RECORDS FOR PROCESSING:

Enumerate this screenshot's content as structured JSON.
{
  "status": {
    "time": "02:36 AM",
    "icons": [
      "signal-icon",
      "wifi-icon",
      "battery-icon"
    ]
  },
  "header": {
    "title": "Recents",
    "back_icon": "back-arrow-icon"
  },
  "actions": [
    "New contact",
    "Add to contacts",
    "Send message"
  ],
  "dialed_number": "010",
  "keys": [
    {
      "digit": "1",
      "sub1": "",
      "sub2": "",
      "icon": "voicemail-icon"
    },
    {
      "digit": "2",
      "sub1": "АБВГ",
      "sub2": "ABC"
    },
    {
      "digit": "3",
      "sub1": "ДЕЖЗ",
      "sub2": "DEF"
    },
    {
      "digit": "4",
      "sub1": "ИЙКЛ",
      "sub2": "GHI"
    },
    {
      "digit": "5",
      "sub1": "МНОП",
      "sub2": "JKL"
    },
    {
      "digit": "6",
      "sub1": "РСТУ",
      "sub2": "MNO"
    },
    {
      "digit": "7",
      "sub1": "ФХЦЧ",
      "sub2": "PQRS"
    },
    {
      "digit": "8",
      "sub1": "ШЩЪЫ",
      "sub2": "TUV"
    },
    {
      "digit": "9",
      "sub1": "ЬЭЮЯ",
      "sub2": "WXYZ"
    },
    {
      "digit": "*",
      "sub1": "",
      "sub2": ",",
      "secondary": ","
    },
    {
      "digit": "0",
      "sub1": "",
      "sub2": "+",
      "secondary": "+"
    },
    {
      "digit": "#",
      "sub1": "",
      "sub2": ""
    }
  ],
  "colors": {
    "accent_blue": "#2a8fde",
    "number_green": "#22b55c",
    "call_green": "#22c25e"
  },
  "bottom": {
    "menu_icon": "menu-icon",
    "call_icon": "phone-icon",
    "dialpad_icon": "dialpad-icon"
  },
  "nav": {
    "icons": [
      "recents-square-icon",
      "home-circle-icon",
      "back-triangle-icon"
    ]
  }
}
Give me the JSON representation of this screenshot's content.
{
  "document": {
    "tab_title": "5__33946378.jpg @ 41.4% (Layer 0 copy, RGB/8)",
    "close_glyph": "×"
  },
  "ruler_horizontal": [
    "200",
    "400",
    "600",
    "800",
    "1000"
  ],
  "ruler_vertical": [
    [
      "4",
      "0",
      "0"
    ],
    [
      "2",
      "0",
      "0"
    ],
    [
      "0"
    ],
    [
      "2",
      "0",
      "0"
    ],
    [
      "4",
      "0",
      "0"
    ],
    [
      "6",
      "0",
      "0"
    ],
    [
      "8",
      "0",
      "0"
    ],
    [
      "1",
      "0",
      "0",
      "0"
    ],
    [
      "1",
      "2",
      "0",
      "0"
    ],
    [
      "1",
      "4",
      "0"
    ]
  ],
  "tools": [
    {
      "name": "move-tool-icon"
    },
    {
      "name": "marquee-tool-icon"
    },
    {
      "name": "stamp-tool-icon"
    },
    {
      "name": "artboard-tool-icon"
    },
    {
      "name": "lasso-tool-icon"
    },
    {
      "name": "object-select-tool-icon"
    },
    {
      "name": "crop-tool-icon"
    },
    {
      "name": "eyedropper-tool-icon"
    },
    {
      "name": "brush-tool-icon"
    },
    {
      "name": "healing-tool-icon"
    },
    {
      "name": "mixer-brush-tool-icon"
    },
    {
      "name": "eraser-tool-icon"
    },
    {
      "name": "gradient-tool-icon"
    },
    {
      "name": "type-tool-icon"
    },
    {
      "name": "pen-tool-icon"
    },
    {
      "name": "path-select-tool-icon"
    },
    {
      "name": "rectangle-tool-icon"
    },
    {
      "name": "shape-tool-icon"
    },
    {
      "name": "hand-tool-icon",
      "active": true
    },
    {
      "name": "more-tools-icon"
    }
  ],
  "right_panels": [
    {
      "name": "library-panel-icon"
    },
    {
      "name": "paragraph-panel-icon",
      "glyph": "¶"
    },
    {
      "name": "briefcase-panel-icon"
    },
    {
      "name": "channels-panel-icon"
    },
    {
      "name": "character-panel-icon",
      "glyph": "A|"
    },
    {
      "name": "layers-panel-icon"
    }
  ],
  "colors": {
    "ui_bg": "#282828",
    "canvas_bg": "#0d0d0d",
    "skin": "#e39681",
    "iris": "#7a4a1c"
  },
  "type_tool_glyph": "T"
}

TASK TO CARRY OUT: Take the entries above and transcribe them exactly.

EXPECTED ANSWER:
Enumerate this screenshot's content as structured JSON.
{
  "status": {
    "time": "02:36 AM",
    "icons": [
      "signal-icon",
      "wifi-icon",
      "battery-icon"
    ]
  },
  "header": {
    "title": "Recents",
    "back_icon": "back-arrow-icon"
  },
  "actions": [
    "New contact",
    "Add to contacts",
    "Send message"
  ],
  "dialed_number": "010",
  "keys": [
    {
      "digit": "1",
      "sub1": "",
      "sub2": "",
      "icon": "voicemail-icon"
    },
    {
      "digit": "2",
      "sub1": "АБВГ",
      "sub2": "ABC"
    },
    {
      "digit": "3",
      "sub1": "ДЕЖЗ",
      "sub2": "DEF"
    },
    {
      "digit": "4",
      "sub1": "ИЙКЛ",
      "sub2": "GHI"
    },
    {
      "digit": "5",
      "sub1": "МНОП",
      "sub2": "JKL"
    },
    {
      "digit": "6",
      "sub1": "РСТУ",
      "sub2": "MNO"
    },
    {
      "digit": "7",
      "sub1": "ФХЦЧ",
      "sub2": "PQRS"
    },
    {
      "digit": "8",
      "sub1": "ШЩЪЫ",
      "sub2": "TUV"
    },
    {
      "digit": "9",
      "sub1": "ЬЭЮЯ",
      "sub2": "WXYZ"
    },
    {
      "digit": "*",
      "sub1": "",
      "sub2": ",",
      "secondary": ","
    },
    {
      "digit": "0",
      "sub1": "",
      "sub2": "+",
      "secondary": "+"
    },
    {
      "digit": "#",
      "sub1": "",
      "sub2": ""
    }
  ],
  "colors": {
    "accent_blue": "#2a8fde",
    "number_green": "#22b55c",
    "call_green": "#22c25e"
  },
  "bottom": {
    "menu_icon": "menu-icon",
    "call_icon": "phone-icon",
    "dialpad_icon": "dialpad-icon"
  },
  "nav": {
    "icons": [
      "recents-square-icon",
      "home-circle-icon",
      "back-triangle-icon"
    ]
  }
}
Give me the JSON representation of this screenshot's content.
{
  "document": {
    "tab_title": "5__33946378.jpg @ 41.4% (Layer 0 copy, RGB/8)",
    "close_glyph": "×"
  },
  "ruler_horizontal": [
    "200",
    "400",
    "600",
    "800",
    "1000"
  ],
  "ruler_vertical": [
    [
      "4",
      "0",
      "0"
    ],
    [
      "2",
      "0",
      "0"
    ],
    [
      "0"
    ],
    [
      "2",
      "0",
      "0"
    ],
    [
      "4",
      "0",
      "0"
    ],
    [
      "6",
      "0",
      "0"
    ],
    [
      "8",
      "0",
      "0"
    ],
    [
      "1",
      "0",
      "0",
      "0"
    ],
    [
      "1",
      "2",
      "0",
      "0"
    ],
    [
      "1",
      "4",
      "0"
    ]
  ],
  "tools": [
    {
      "name": "move-tool-icon"
    },
    {
      "name": "marquee-tool-icon"
    },
    {
      "name": "stamp-tool-icon"
    },
    {
      "name": "artboard-tool-icon"
    },
    {
      "name": "lasso-tool-icon"
    },
    {
      "name": "object-select-tool-icon"
    },
    {
      "name": "crop-tool-icon"
    },
    {
      "name": "eyedropper-tool-icon"
    },
    {
      "name": "brush-tool-icon"
    },
    {
      "name": "healing-tool-icon"
    },
    {
      "name": "mixer-brush-tool-icon"
    },
    {
      "name": "eraser-tool-icon"
    },
    {
      "name": "gradient-tool-icon"
    },
    {
      "name": "type-tool-icon"
    },
    {
      "name": "pen-tool-icon"
    },
    {
      "name": "path-select-tool-icon"
    },
    {
      "name": "rectangle-tool-icon"
    },
    {
      "name": "shape-tool-icon"
    },
    {
      "name": "hand-tool-icon",
      "active": true
    },
    {
      "name": "more-tools-icon"
    }
  ],
  "right_panels": [
    {
      "name": "library-panel-icon"
    },
    {
      "name": "paragraph-panel-icon",
      "glyph": "¶"
    },
    {
      "name": "briefcase-panel-icon"
    },
    {
      "name": "channels-panel-icon"
    },
    {
      "name": "character-panel-icon",
      "glyph": "A|"
    },
    {
      "name": "layers-panel-icon"
    }
  ],
  "colors": {
    "ui_bg": "#282828",
    "canvas_bg": "#0d0d0d",
    "skin": "#e39681",
    "iris": "#7a4a1c"
  },
  "type_tool_glyph": "T"
}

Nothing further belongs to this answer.